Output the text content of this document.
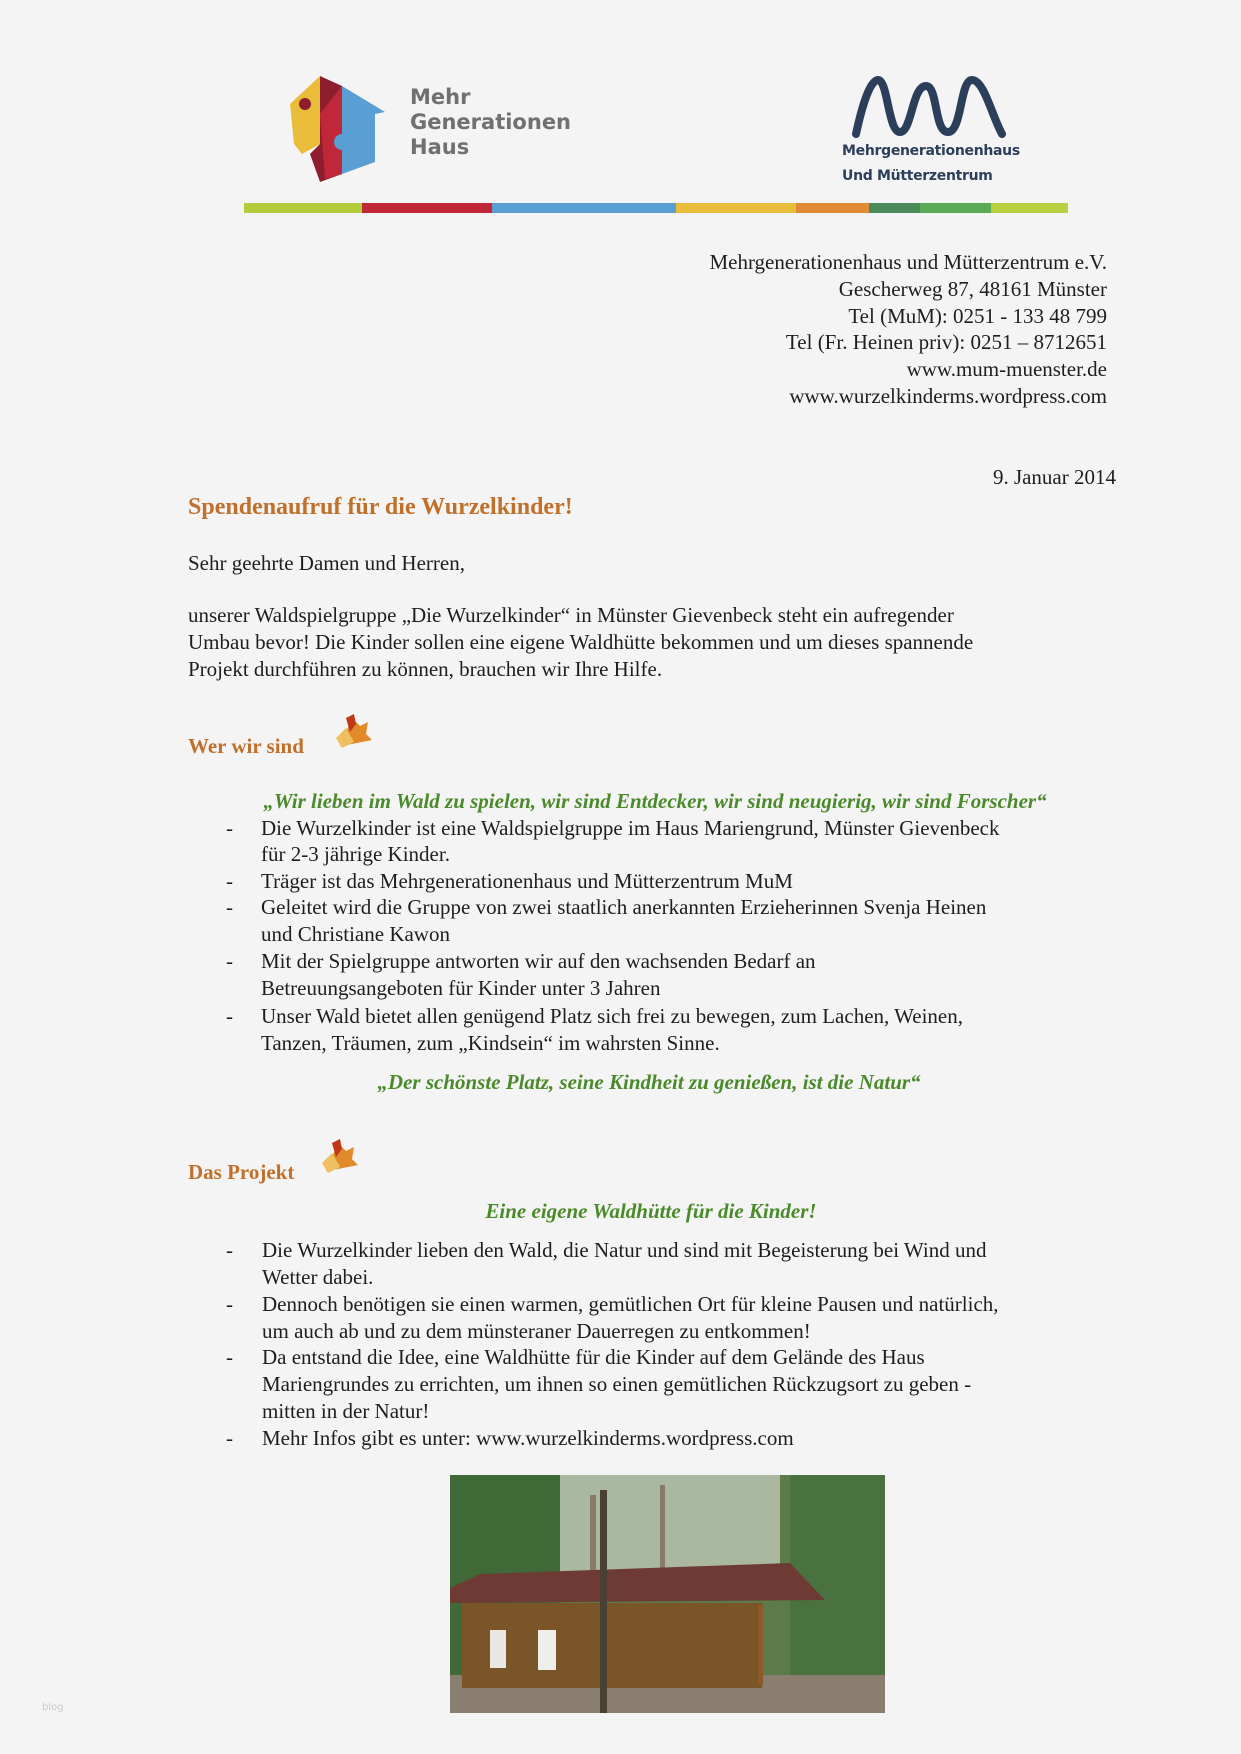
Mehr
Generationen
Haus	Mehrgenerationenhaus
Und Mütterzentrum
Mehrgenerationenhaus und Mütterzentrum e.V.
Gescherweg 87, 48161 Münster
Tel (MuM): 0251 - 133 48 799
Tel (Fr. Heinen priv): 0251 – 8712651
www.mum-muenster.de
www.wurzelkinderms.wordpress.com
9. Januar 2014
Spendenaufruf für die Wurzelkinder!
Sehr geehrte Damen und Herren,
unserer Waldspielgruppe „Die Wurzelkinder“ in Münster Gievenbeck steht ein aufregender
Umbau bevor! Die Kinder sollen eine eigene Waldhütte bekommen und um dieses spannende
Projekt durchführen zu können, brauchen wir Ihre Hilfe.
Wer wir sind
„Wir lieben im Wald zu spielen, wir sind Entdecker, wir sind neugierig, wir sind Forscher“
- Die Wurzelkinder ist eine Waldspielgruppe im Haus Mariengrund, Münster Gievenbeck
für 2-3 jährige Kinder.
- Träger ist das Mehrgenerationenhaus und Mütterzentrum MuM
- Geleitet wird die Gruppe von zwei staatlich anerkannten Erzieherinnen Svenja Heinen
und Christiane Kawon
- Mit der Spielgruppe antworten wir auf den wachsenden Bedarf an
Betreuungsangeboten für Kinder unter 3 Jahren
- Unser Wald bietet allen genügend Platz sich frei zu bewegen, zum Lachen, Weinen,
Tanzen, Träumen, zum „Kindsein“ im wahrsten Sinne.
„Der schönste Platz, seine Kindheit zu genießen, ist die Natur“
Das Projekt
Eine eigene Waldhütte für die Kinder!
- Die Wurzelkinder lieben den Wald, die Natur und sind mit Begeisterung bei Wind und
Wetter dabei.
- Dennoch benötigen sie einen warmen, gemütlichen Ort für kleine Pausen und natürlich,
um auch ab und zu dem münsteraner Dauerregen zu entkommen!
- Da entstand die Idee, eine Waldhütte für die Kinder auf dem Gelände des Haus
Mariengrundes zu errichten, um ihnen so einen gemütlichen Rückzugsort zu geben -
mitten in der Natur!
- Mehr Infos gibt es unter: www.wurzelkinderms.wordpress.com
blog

---

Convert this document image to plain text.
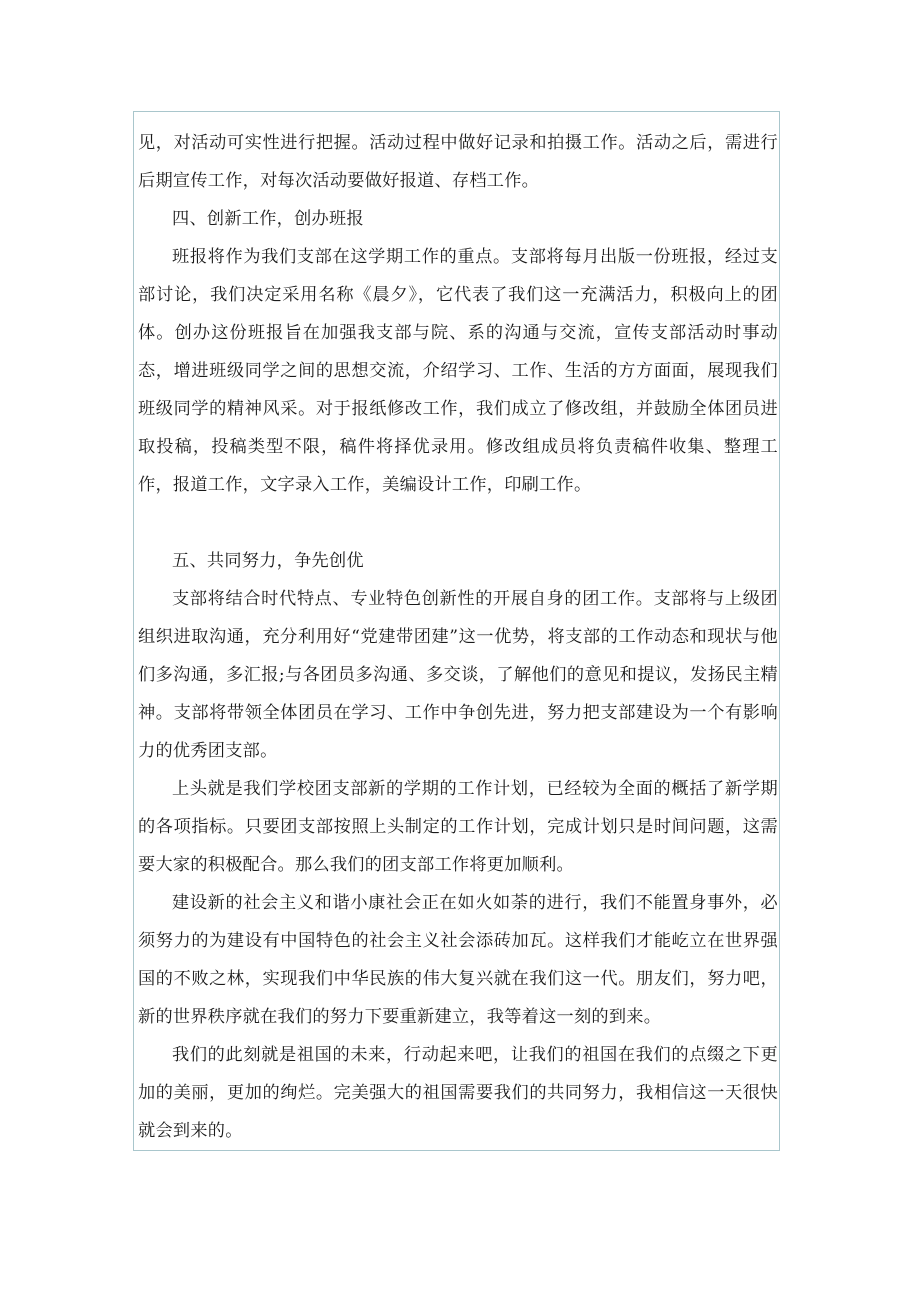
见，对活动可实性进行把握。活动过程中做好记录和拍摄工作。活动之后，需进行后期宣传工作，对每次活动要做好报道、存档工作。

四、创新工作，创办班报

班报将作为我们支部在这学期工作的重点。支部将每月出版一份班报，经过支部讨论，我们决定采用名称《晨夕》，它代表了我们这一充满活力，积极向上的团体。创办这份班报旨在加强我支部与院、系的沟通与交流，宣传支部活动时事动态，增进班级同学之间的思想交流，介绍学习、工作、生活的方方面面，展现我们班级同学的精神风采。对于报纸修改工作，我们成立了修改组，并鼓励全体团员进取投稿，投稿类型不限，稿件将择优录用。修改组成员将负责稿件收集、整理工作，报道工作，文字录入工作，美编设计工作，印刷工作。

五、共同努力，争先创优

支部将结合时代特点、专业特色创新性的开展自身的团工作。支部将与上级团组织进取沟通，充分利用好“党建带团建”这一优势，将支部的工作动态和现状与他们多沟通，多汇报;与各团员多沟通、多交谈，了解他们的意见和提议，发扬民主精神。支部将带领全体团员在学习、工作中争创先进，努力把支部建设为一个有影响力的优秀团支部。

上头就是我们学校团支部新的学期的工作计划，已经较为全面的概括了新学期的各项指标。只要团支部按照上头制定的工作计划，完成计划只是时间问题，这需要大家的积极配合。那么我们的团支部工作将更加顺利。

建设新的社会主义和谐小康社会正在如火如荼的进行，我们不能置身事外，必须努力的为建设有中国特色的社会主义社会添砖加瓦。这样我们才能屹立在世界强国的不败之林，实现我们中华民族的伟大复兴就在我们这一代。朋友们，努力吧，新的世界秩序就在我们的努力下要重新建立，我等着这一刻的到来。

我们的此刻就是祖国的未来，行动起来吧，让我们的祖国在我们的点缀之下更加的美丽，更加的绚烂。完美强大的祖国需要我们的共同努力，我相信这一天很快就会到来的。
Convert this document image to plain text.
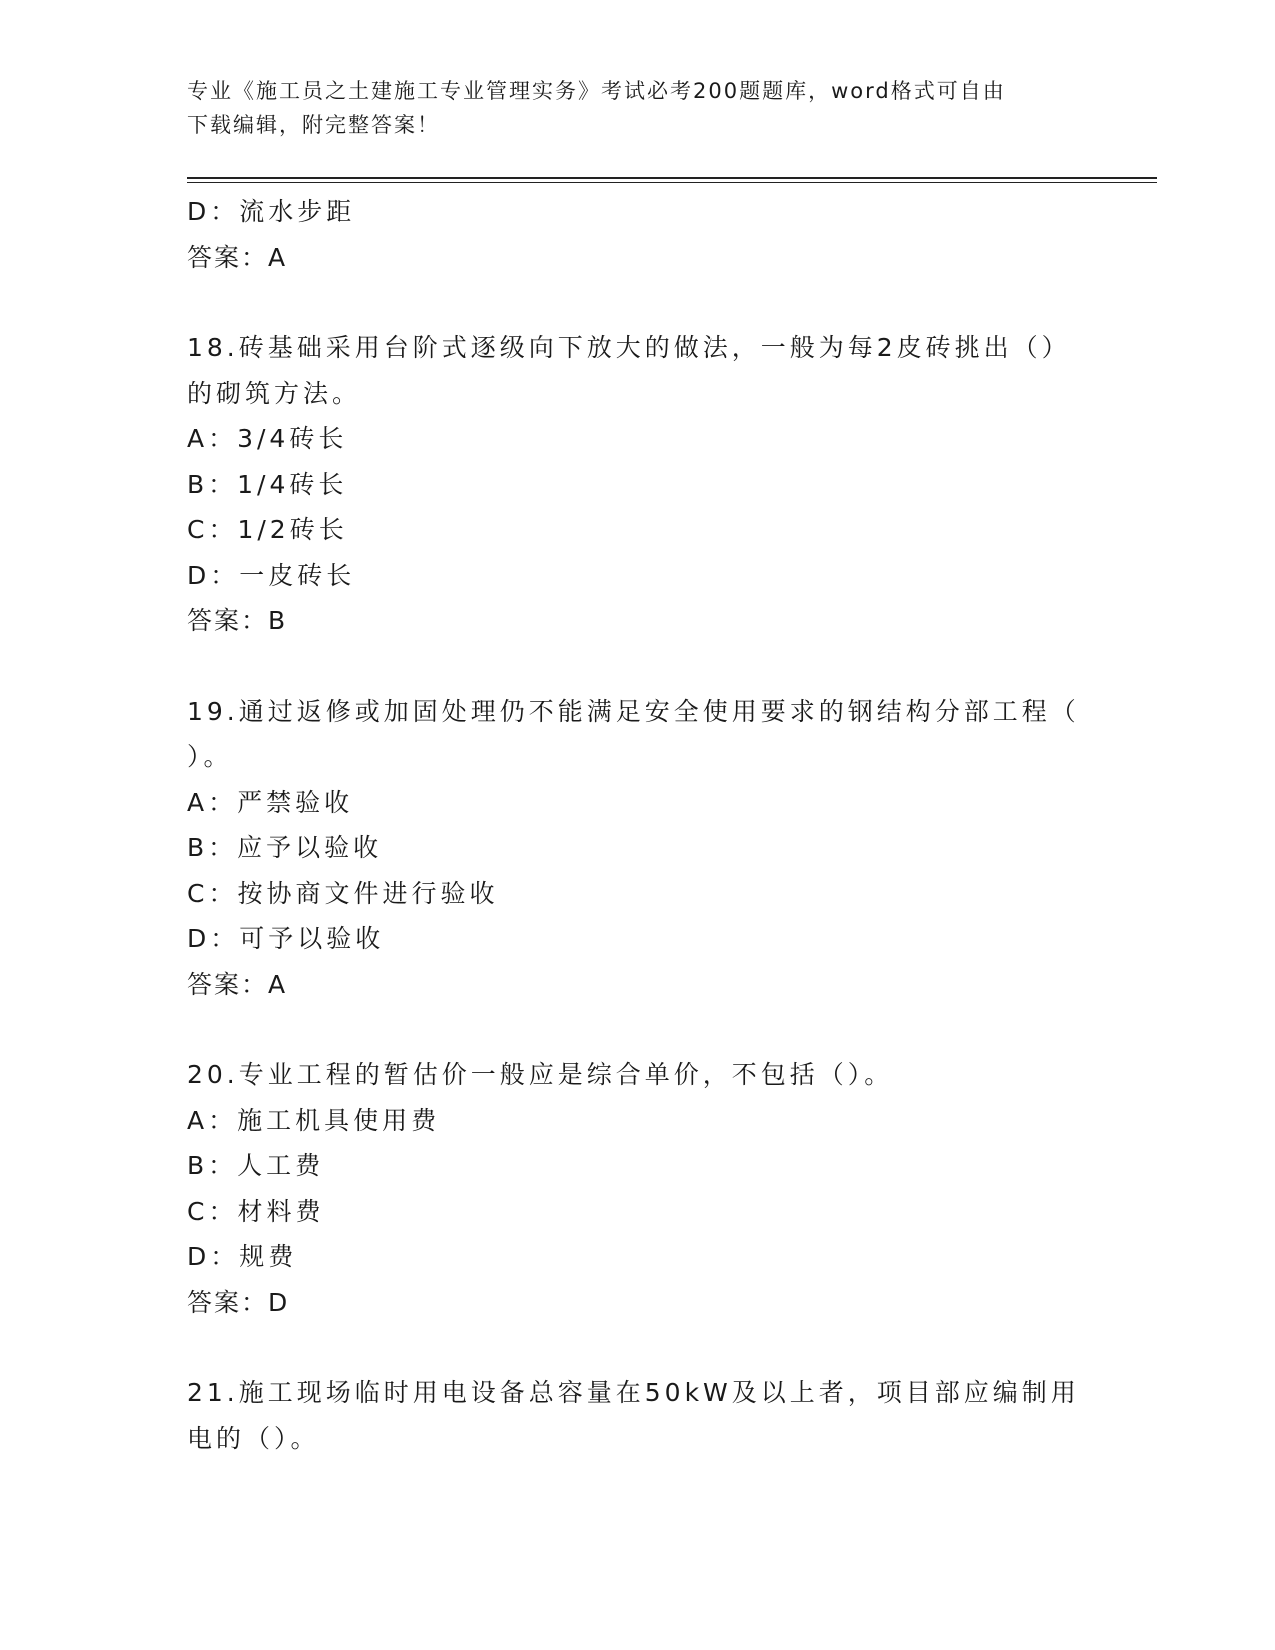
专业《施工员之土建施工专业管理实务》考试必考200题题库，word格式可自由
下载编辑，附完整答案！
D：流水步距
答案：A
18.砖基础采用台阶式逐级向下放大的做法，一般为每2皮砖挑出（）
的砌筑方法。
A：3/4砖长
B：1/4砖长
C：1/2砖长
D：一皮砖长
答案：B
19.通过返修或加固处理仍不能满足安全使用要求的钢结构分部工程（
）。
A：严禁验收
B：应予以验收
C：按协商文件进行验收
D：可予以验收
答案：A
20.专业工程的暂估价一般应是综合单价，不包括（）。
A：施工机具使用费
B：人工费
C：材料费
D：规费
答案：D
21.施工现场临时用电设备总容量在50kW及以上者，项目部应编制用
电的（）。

---

Above is a listing; report how many of its lines include the word "wurzelkinderms", giving the number only.

#### Response to this task:
2